Available data start

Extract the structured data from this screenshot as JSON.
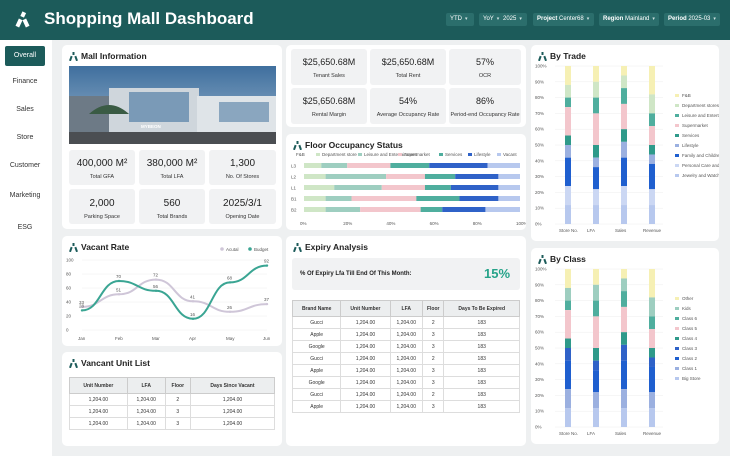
{
  "app": {
    "title": "Shopping Mall Dashboard"
  },
  "filters": [
    {
      "label": "",
      "value": "YTD"
    },
    {
      "label": "",
      "value": "YoY"
    },
    {
      "label": "",
      "value": "2025"
    },
    {
      "label": "Project",
      "value": "Center68"
    },
    {
      "label": "Region",
      "value": "Mainland"
    },
    {
      "label": "Period",
      "value": "2025-03"
    }
  ],
  "nav": [
    "Overall",
    "Finance",
    "Sales",
    "Store",
    "Customer",
    "Marketing",
    "ESG"
  ],
  "mall_info": {
    "title": "Mall Information",
    "photo_sign": "MYBEON",
    "stats": [
      {
        "value": "400,000 M²",
        "label": "Total GFA"
      },
      {
        "value": "380,000 M²",
        "label": "Total LFA"
      },
      {
        "value": "1,300",
        "label": "No. Of Stores"
      },
      {
        "value": "2,000",
        "label": "Parking Space"
      },
      {
        "value": "560",
        "label": "Total Brands"
      },
      {
        "value": "2025/3/1",
        "label": "Opening Date"
      }
    ]
  },
  "kpis": [
    {
      "value": "$25,650.68M",
      "label": "Tenant Sales"
    },
    {
      "value": "$25,650.68M",
      "label": "Total Rent"
    },
    {
      "value": "57%",
      "label": "OCR"
    },
    {
      "value": "$25,650.68M",
      "label": "Rental Margin"
    },
    {
      "value": "54%",
      "label": "Average Occupancy Rate"
    },
    {
      "value": "86%",
      "label": "Period-end Occupancy Rate"
    }
  ],
  "floor_occupancy": {
    "title": "Floor Occupancy Status",
    "legend_label": "F&B",
    "legend": [
      "Department store",
      "Leisure and Entertainment",
      "Supermarket",
      "Services",
      "Lifestyle",
      "Vacant"
    ],
    "colors": [
      "#cfe6c6",
      "#9ecec0",
      "#f3c6cc",
      "#4fae9e",
      "#2f62c8",
      "#b7c8ee"
    ],
    "floors": [
      "L3",
      "L2",
      "L1",
      "B1",
      "B2"
    ],
    "x_ticks": [
      "0%",
      "20%",
      "40%",
      "60%",
      "80%",
      "100%"
    ]
  },
  "by_trade": {
    "title": "By Trade",
    "y_ticks": [
      "100%",
      "90%",
      "80%",
      "70%",
      "60%",
      "50%",
      "40%",
      "30%",
      "20%",
      "10%",
      "0%"
    ],
    "categories": [
      "Store No.",
      "LFA",
      "Sales",
      "Revenue"
    ],
    "legend": [
      "F&B",
      "Department stores",
      "Leisure and Entertainment",
      "Supermarket",
      "Services",
      "Lifestyle",
      "Family and Children",
      "Personal Care and Beauty",
      "Jewelry and Watches"
    ],
    "colors": [
      "#f6f0b4",
      "#cfe6c6",
      "#4fae9e",
      "#f3c6cc",
      "#2f9a8a",
      "#9bb0e0",
      "#1f5fcf",
      "#cbd7f3",
      "#b7c8ee"
    ]
  },
  "by_class": {
    "title": "By Class",
    "y_ticks": [
      "100%",
      "90%",
      "80%",
      "70%",
      "60%",
      "50%",
      "40%",
      "30%",
      "20%",
      "10%",
      "0%"
    ],
    "categories": [
      "Store No.",
      "LFA",
      "Sales",
      "Revenue"
    ],
    "legend": [
      "Other",
      "Kids",
      "Class 6",
      "Class 5",
      "Class 4",
      "Class 3",
      "Class 2",
      "Class 1",
      "Big Store"
    ],
    "colors": [
      "#f6f0b4",
      "#9ecec0",
      "#4fae9e",
      "#f3c6cc",
      "#2f9a8a",
      "#2f62c8",
      "#1f5fcf",
      "#9bb0e0",
      "#b7c8ee"
    ]
  },
  "vacant_rate": {
    "title": "Vacant Rate",
    "legend": [
      "Acutal",
      "Budget"
    ],
    "chart_data": {
      "type": "line",
      "x": [
        "Jan",
        "Feb",
        "Mar",
        "Apr",
        "May",
        "Jun"
      ],
      "ylim": [
        0,
        100
      ],
      "y_ticks": [
        "100",
        "80",
        "60",
        "40",
        "20",
        "0"
      ],
      "series": [
        {
          "name": "Acutal",
          "values": [
            33,
            51,
            72,
            41,
            26,
            37
          ],
          "labels": [
            "33",
            "51",
            "72",
            "41",
            "26",
            "37"
          ]
        },
        {
          "name": "Budget",
          "values": [
            28,
            70,
            56,
            16,
            68,
            92
          ],
          "labels": [
            "28",
            "70",
            "56",
            "16",
            "68",
            "92"
          ]
        }
      ]
    }
  },
  "vacant_units": {
    "title": "Vancant Unit List",
    "headers": [
      "Unit Number",
      "LFA",
      "Floor",
      "Days Since Vacant"
    ],
    "rows": [
      [
        "1,204.00",
        "1,204.00",
        "2",
        "1,204.00"
      ],
      [
        "1,204.00",
        "1,204.00",
        "3",
        "1,204.00"
      ],
      [
        "1,204.00",
        "1,204.00",
        "3",
        "1,204.00"
      ]
    ]
  },
  "expiry": {
    "title": "Expiry Analysis",
    "summary_label": "% Of Expiry Lfa Till End Of This Month:",
    "summary_value": "15%",
    "headers": [
      "Brand Name",
      "Unit Number",
      "LFA",
      "Floor",
      "Days To Be Expired"
    ],
    "rows": [
      [
        "Gucci",
        "1,204.00",
        "1,204.00",
        "2",
        "183"
      ],
      [
        "Apple",
        "1,204.00",
        "1,204.00",
        "3",
        "183"
      ],
      [
        "Google",
        "1,204.00",
        "1,204.00",
        "3",
        "183"
      ],
      [
        "Gucci",
        "1,204.00",
        "1,204.00",
        "2",
        "183"
      ],
      [
        "Apple",
        "1,204.00",
        "1,204.00",
        "3",
        "183"
      ],
      [
        "Google",
        "1,204.00",
        "1,204.00",
        "3",
        "183"
      ],
      [
        "Gucci",
        "1,204.00",
        "1,204.00",
        "2",
        "183"
      ],
      [
        "Apple",
        "1,204.00",
        "1,204.00",
        "3",
        "183"
      ]
    ]
  }
}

Available data end

The exercise: Of the lines in the material, how many contain the word "Days"? Reply with the number and nothing else.

Exercise solution: 2